====== 抜粋本文 ======

4.心肺蘇生の途中で異物が見えたら、指でつまみ出してもよい。見えない場合はやみくもに探さず、そのために心肺蘇生を遅らせない。

図A

腹部突き上げ法
傷病者の後ろからウエスト付近に手を回す。片方の手で握りこぶしを作り、傷病者のへその上方で、みぞおちより十分下にくる位置にその親指をあてる。もう片方の手で握りこぶしを握り、すばやく手前上方に圧迫するように突き上げる。

※腹部の内臓を損傷する可能性があるため、この方法を実施後は医師の診察を受けること。

※妊婦や乳児には、この方法は行いません。

図B・図C

背部叩打法

◇1歳以上〜成人/傷病者を立つか、座らせた姿勢でうつむかせ、後方から手のひら基部(手首に近い部分)で左右の肩甲骨の中間あたりを力強く何度も連続して叩く。

====== 確認用データ ======

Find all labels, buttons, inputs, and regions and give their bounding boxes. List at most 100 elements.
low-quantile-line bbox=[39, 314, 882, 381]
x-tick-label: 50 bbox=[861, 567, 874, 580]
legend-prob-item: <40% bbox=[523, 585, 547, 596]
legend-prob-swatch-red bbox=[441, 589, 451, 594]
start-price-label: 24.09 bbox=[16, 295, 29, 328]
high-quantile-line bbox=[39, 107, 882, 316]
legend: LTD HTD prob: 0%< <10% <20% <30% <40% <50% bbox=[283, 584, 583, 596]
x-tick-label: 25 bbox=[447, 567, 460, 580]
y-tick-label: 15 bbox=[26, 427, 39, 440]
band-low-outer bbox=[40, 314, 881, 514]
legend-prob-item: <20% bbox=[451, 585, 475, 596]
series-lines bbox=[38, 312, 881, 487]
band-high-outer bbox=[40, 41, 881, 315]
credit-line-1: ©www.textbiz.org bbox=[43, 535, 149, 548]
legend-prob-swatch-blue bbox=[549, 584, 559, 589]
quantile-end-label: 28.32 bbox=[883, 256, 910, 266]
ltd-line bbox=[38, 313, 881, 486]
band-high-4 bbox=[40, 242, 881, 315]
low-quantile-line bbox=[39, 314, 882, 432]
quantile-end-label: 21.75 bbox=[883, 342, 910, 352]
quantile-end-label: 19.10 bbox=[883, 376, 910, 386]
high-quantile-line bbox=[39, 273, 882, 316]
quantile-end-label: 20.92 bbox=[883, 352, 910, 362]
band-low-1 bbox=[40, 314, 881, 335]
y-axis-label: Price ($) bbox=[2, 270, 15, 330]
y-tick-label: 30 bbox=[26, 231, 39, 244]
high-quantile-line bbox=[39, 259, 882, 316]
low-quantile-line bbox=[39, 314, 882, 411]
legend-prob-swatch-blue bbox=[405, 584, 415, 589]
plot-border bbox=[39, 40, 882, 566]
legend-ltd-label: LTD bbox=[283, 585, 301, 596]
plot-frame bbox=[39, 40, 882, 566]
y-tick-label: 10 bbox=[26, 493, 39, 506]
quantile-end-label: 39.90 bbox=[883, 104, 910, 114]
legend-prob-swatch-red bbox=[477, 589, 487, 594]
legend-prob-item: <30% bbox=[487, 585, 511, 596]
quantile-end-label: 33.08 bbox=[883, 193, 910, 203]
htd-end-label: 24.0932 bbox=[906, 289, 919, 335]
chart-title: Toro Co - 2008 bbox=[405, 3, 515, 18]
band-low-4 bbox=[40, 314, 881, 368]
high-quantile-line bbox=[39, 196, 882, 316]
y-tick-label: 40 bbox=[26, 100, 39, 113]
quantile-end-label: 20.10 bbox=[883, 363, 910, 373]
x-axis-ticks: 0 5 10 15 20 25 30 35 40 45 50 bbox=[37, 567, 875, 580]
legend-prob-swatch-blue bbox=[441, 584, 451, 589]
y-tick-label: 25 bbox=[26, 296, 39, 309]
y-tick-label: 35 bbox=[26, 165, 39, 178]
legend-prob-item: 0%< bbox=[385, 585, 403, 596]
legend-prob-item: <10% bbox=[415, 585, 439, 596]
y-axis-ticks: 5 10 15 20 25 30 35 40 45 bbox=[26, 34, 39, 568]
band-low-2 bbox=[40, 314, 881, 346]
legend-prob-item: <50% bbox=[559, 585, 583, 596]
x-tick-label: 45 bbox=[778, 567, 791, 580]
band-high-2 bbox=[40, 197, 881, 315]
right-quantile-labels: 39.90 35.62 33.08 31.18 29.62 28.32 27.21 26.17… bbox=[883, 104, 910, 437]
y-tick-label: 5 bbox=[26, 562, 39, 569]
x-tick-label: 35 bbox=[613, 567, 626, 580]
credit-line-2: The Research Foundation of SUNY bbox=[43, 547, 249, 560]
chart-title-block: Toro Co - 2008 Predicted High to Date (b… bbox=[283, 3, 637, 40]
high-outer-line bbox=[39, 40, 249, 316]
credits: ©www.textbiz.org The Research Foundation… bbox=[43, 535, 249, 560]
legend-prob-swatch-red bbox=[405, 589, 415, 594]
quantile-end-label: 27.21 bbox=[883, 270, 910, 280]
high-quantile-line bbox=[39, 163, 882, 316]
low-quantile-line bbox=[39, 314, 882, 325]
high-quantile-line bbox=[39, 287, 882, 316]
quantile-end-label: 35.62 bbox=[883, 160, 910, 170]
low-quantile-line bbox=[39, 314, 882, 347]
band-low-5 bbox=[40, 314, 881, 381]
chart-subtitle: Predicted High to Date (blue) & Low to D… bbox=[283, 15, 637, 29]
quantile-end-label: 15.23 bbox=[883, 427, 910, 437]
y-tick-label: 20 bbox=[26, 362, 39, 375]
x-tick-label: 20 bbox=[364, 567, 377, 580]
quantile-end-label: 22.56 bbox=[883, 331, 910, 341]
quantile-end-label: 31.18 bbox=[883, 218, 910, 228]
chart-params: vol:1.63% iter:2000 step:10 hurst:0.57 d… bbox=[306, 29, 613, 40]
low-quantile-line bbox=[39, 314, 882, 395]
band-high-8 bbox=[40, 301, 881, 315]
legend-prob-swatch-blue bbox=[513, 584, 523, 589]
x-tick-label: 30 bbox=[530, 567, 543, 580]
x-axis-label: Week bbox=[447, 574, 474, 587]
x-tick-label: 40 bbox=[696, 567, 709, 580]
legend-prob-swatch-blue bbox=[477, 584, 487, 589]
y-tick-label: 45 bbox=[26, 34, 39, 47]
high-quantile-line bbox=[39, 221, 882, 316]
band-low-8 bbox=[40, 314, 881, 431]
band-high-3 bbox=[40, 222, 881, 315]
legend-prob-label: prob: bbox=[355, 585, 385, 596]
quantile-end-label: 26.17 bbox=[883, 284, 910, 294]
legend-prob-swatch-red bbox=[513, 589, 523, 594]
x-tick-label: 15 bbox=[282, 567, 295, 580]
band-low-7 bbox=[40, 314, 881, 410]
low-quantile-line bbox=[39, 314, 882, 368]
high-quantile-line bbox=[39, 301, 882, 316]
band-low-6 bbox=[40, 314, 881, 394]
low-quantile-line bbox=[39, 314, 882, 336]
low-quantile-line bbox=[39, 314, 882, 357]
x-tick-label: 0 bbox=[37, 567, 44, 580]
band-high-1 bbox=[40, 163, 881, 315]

======

-- 解答すべき設問 --
a – 異物除去法の本文から、「4.心肺蘇生の途中で異物が見」から「に圧迫するように突き上げる。」までを、両端を含めて原文どおりに引用せよ。
b – 異物除去法の本文に基づき、次の問いに答えよ。
(i) 腹部突き上げ法では、握りこぶしの親指をどの位置にあてるか。
(ii) 腹部突き上げ法を行わない対象は誰か。
(iii) 1歳以上〜成人への背部叩打法では、手のどの部分で、背中のどのあたりを叩くか。
上記の行は、本文とは別個の資料として扱う。

-- 設問別の解答 --
a –
4.心肺蘇生の途中で異物が見えたら、指でつまみ出してもよい。見えない場合はやみくもに探さず、そのために心肺蘇生を遅らせない。

図A

腹部突き上げ法
傷病者の後ろからウエスト付近に手を回す。片方の手で握りこぶしを作り、傷病者のへその上方で、みぞおちより十分下にくる位置にその親指をあてる。もう片方の手で握りこぶしを握り、すばやく手前上方に圧迫するように突き上げる。

b –
(i) 傷病者のへその上方で、みぞおちより十分下にくる位置。
(ii) 妊婦と乳児。
(iii) 手のひら基部(手首に近い部分)で、左右の肩甲骨の中間あたりを叩く。